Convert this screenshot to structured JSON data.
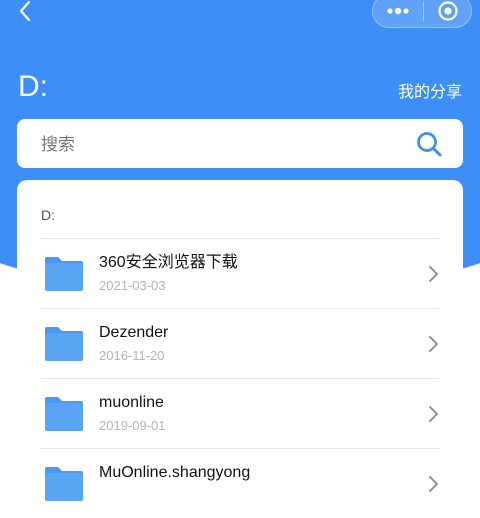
{
  "header": {
    "title": "D:",
    "share_label": "我的分享"
  },
  "search": {
    "placeholder": "搜索",
    "value": ""
  },
  "card": {
    "path": "D:"
  },
  "files": [
    {
      "name": "360安全浏览器下载",
      "date": "2021-03-03",
      "icon": "folder-icon"
    },
    {
      "name": "Dezender",
      "date": "2016-11-20",
      "icon": "folder-icon"
    },
    {
      "name": "muonline",
      "date": "2019-09-01",
      "icon": "folder-icon"
    },
    {
      "name": "MuOnline.shangyong",
      "date": "",
      "icon": "folder-icon"
    }
  ],
  "colors": {
    "accent": "#3e8ef7",
    "folder": "#4a98f1"
  }
}
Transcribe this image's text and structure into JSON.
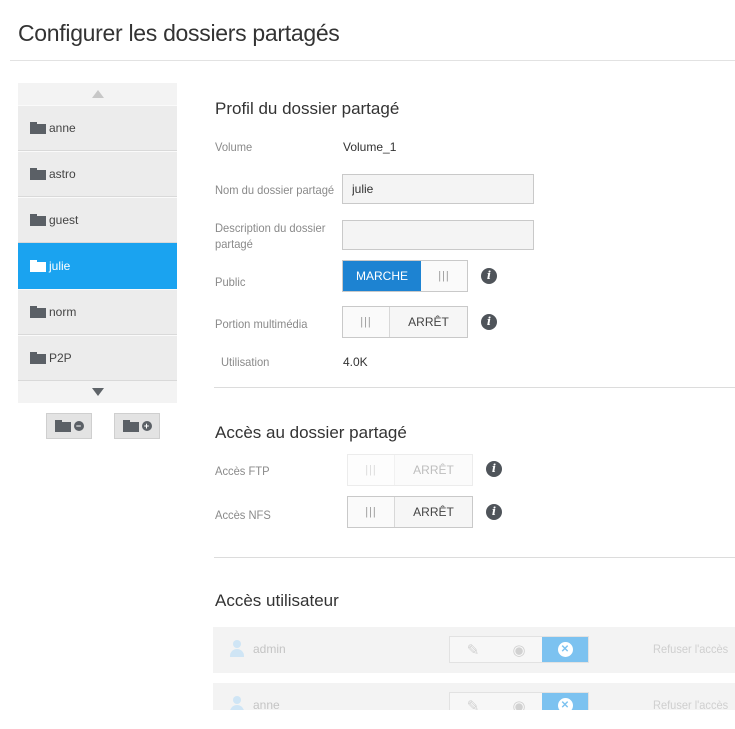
{
  "page": {
    "title": "Configurer les dossiers partagés"
  },
  "sidebar": {
    "folders": [
      {
        "name": "anne"
      },
      {
        "name": "astro"
      },
      {
        "name": "guest"
      },
      {
        "name": "julie",
        "selected": true
      },
      {
        "name": "norm"
      },
      {
        "name": "P2P"
      }
    ],
    "icons": {
      "scroll_up": "triangle-up-icon",
      "scroll_down": "triangle-down-icon",
      "remove": "folder-remove-icon",
      "add": "folder-add-icon"
    }
  },
  "profile": {
    "title": "Profil du dossier partagé",
    "volume_label": "Volume",
    "volume_value": "Volume_1",
    "name_label": "Nom du dossier partagé",
    "name_value": "julie",
    "description_label": "Description du dossier partagé",
    "description_value": "",
    "public_label": "Public",
    "public_state": "MARCHE",
    "media_label": "Portion multimédia",
    "media_state": "ARRÊT",
    "usage_label": "Utilisation",
    "usage_value": "4.0K",
    "toggle_grip": "|||"
  },
  "access": {
    "title": "Accès au dossier partagé",
    "ftp_label": "Accès FTP",
    "ftp_state": "ARRÊT",
    "nfs_label": "Accès NFS",
    "nfs_state": "ARRÊT"
  },
  "users": {
    "title": "Accès utilisateur",
    "rows": [
      {
        "name": "admin",
        "status": "Refuser l'accès"
      },
      {
        "name": "anne",
        "status": "Refuser l'accès"
      }
    ]
  },
  "colors": {
    "accent": "#1aa3f0",
    "toggle_on": "#1d83d2",
    "deny_active": "#7cc2f0"
  }
}
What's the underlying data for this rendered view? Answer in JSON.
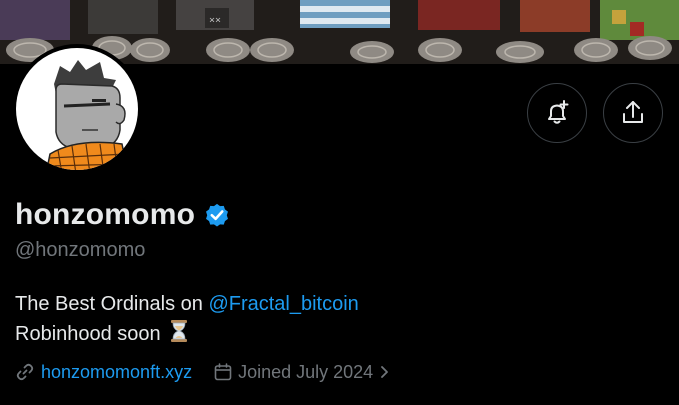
___
- Task to carry out:
Write out all the entries exactly, except for the pictures.

- Expected answer:
Convert this screenshot to structured JSON data.
{
  "header": {
    "title": "D:",
    "share_label": "我的分享"
  },
  "search": {
    "placeholder": "搜索",
    "value": ""
  },
  "card": {
    "path": "D:"
  },
  "files": [
    {
      "name": "360安全浏览器下载",
      "date": "2021-03-03",
      "icon": "folder-icon"
    },
    {
      "name": "Dezender",
      "date": "2016-11-20",
      "icon": "folder-icon"
    },
    {
      "name": "muonline",
      "date": "2019-09-01",
      "icon": "folder-icon"
    },
    {
      "name": "MuOnline.shangyong",
      "date": "",
      "icon": "folder-icon"
    }
  ],
  "colors": {
    "accent": "#3e8ef7",
    "folder": "#4a98f1"
  }
}
Transcribe this image's text and structure into JSON.
{
  "page": {
    "title": "Configurer les dossiers partagés"
  },
  "sidebar": {
    "folders": [
      {
        "name": "anne"
      },
      {
        "name": "astro"
      },
      {
        "name": "guest"
      },
      {
        "name": "julie",
        "selected": true
      },
      {
        "name": "norm"
      },
      {
        "name": "P2P"
      }
    ],
    "icons": {
      "scroll_up": "triangle-up-icon",
      "scroll_down": "triangle-down-icon",
      "remove": "folder-remove-icon",
      "add": "folder-add-icon"
    }
  },
  "profile": {
    "title": "Profil du dossier partagé",
    "volume_label": "Volume",
    "volume_value": "Volume_1",
    "name_label": "Nom du dossier partagé",
    "name_value": "julie",
    "description_label": "Description du dossier partagé",
    "description_value": "",
    "public_label": "Public",
    "public_state": "MARCHE",
    "media_label": "Portion multimédia",
    "media_state": "ARRÊT",
    "usage_label": "Utilisation",
    "usage_value": "4.0K",
    "toggle_grip": "|||"
  },
  "access": {
    "title": "Accès au dossier partagé",
    "ftp_label": "Accès FTP",
    "ftp_state": "ARRÊT",
    "nfs_label": "Accès NFS",
    "nfs_state": "ARRÊT"
  },
  "users": {
    "title": "Accès utilisateur",
    "rows": [
      {
        "name": "admin",
        "status": "Refuser l'accès"
      },
      {
        "name": "anne",
        "status": "Refuser l'accès"
      }
    ]
  },
  "colors": {
    "accent": "#1aa3f0",
    "toggle_on": "#1d83d2",
    "deny_active": "#7cc2f0"
  }
}
What's the underlying data for this rendered view? Answer in JSON.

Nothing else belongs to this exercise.